Task details:
Of the lines below, how many hold the string "자기소개서"? Give only the number.
-------- Data to process
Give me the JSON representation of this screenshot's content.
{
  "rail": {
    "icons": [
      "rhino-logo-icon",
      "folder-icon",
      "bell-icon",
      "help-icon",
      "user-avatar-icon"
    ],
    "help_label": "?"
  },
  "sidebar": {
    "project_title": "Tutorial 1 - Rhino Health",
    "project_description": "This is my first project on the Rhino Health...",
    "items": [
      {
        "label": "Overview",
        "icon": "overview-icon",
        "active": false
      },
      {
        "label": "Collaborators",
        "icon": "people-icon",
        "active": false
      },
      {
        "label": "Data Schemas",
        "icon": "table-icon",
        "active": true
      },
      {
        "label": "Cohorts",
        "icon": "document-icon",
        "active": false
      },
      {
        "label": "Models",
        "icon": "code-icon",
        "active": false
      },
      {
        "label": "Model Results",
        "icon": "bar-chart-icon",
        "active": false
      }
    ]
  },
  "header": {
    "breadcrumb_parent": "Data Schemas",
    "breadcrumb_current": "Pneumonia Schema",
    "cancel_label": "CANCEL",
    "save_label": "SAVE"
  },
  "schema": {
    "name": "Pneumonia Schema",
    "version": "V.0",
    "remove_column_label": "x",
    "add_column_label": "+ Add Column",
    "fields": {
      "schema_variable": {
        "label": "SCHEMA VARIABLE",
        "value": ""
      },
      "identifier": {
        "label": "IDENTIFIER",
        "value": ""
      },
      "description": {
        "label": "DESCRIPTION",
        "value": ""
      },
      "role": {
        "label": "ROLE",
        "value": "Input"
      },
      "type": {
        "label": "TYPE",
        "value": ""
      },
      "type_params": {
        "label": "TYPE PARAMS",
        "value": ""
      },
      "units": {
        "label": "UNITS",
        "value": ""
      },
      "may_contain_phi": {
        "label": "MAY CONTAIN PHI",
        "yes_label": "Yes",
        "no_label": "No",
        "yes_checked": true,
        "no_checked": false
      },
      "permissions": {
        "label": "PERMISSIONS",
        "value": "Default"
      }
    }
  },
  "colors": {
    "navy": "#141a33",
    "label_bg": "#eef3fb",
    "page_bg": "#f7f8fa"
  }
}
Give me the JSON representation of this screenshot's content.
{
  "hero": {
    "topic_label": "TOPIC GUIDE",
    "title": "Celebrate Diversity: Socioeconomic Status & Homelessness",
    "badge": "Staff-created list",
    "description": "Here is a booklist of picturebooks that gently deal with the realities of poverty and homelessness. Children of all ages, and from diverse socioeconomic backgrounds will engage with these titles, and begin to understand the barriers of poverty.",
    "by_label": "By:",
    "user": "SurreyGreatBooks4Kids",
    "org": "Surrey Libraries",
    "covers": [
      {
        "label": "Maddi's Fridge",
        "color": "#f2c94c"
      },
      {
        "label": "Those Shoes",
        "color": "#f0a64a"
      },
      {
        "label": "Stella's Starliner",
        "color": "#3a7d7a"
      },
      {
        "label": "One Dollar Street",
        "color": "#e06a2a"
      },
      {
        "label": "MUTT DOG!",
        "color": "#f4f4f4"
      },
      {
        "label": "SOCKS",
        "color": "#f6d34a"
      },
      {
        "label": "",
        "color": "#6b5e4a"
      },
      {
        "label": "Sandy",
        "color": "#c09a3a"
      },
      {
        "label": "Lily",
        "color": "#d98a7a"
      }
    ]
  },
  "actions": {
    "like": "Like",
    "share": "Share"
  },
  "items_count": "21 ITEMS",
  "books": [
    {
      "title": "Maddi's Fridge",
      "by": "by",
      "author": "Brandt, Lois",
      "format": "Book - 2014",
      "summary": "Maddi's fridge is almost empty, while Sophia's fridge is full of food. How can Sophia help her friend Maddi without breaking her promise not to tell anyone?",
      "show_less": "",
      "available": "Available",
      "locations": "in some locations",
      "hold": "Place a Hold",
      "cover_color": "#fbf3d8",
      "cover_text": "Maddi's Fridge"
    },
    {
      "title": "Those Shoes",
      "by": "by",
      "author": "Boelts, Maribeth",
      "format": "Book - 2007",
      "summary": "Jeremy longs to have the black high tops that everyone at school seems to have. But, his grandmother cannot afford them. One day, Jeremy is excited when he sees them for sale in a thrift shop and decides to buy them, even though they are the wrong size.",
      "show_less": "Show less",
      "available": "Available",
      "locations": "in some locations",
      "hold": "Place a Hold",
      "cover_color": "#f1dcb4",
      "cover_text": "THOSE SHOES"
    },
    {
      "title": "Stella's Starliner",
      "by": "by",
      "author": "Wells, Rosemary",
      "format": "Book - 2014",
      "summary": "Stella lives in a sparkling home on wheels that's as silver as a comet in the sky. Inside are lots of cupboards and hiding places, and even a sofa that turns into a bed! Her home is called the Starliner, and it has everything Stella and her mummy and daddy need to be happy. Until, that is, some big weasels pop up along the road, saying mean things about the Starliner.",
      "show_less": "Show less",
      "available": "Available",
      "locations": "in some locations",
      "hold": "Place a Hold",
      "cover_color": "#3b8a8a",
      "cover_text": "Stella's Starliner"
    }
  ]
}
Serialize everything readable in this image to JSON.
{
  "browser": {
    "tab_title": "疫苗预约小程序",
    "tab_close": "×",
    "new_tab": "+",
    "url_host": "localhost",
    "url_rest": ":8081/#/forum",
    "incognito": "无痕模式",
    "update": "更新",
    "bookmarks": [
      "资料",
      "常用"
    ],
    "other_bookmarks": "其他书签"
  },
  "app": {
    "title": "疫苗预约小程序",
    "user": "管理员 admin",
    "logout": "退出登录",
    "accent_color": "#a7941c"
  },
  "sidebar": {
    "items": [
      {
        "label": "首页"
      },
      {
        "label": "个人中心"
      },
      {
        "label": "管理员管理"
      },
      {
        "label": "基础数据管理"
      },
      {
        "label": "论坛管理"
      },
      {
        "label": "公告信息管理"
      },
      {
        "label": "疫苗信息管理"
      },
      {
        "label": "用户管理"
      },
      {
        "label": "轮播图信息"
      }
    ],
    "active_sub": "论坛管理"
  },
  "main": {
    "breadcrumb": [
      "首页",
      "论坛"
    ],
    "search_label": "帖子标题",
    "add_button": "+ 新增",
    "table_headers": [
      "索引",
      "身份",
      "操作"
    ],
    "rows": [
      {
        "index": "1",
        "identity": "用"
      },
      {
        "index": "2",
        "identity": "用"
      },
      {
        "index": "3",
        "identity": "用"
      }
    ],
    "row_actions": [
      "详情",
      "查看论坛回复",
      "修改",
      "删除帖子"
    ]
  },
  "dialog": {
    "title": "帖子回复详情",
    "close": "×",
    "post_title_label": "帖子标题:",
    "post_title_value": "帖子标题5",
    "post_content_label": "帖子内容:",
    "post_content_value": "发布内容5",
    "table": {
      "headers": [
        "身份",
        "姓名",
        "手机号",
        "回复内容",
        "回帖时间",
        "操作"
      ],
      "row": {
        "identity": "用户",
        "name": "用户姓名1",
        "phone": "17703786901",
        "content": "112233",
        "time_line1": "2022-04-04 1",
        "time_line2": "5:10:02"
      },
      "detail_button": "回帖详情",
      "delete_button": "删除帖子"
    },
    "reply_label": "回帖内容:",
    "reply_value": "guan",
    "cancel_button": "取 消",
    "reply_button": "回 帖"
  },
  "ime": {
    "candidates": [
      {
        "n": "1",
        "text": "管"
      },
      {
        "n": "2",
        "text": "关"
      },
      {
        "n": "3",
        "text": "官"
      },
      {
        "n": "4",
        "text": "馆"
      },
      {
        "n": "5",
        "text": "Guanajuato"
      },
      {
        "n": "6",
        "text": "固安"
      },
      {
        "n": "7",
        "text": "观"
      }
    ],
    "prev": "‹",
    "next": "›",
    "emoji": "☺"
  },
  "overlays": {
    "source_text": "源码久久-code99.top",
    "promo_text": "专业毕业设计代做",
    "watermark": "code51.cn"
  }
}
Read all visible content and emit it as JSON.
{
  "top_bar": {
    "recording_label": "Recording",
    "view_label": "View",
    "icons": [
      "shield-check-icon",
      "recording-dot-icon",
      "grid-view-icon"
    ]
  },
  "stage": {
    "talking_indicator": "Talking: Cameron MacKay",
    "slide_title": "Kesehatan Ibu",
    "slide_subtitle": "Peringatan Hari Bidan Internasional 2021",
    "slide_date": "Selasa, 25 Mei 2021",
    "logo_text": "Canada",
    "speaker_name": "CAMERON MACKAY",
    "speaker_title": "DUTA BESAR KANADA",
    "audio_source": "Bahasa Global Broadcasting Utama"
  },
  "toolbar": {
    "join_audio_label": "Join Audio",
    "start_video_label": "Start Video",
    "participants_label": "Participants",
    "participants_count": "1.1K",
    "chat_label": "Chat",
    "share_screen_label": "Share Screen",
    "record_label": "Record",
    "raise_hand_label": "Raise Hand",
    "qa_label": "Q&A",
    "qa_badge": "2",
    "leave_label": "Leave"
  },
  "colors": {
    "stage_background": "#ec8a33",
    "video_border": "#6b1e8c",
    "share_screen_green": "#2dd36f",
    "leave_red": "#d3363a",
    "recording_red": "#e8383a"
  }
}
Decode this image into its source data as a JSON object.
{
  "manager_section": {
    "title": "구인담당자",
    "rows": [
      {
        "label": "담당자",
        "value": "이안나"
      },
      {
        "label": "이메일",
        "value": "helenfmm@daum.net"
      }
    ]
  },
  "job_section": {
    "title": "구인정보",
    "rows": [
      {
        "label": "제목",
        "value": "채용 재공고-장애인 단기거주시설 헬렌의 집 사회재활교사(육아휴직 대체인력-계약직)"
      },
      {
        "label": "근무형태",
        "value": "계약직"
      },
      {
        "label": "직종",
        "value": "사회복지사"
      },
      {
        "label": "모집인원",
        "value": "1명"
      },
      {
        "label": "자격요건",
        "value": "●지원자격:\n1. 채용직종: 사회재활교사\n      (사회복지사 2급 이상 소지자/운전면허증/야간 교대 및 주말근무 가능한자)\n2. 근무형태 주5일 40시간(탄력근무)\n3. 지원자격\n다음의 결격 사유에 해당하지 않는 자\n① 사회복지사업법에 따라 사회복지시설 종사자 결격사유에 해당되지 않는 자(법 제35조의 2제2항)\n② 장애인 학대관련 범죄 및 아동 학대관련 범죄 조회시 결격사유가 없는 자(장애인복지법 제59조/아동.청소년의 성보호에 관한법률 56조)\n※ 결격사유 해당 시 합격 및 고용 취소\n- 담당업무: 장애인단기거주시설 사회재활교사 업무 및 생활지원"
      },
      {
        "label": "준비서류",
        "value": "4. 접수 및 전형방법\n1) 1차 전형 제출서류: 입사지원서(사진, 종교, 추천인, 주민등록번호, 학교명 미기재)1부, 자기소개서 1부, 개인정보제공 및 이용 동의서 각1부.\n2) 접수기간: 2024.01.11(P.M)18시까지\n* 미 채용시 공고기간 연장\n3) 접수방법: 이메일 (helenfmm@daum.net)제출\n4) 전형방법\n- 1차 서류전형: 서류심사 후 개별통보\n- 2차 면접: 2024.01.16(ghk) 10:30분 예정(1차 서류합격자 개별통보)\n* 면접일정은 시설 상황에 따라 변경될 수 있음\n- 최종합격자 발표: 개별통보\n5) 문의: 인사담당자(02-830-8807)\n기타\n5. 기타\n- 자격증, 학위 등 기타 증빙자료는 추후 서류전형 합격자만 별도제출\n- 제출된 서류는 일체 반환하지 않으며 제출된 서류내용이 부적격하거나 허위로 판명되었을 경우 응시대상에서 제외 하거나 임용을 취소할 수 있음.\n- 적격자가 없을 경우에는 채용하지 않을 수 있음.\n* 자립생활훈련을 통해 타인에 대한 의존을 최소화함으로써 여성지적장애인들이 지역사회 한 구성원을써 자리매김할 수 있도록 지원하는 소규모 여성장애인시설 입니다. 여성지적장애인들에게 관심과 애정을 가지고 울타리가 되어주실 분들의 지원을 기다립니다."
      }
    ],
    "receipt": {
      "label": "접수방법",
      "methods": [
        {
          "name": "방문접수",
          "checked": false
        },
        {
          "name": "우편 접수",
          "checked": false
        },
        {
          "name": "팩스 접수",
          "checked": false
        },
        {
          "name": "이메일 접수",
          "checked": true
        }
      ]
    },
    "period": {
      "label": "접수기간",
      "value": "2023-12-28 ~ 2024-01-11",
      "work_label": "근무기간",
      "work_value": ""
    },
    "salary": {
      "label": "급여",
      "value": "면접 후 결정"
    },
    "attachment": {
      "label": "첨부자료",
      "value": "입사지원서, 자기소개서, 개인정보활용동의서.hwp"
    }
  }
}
----------------
Exercise answer:
2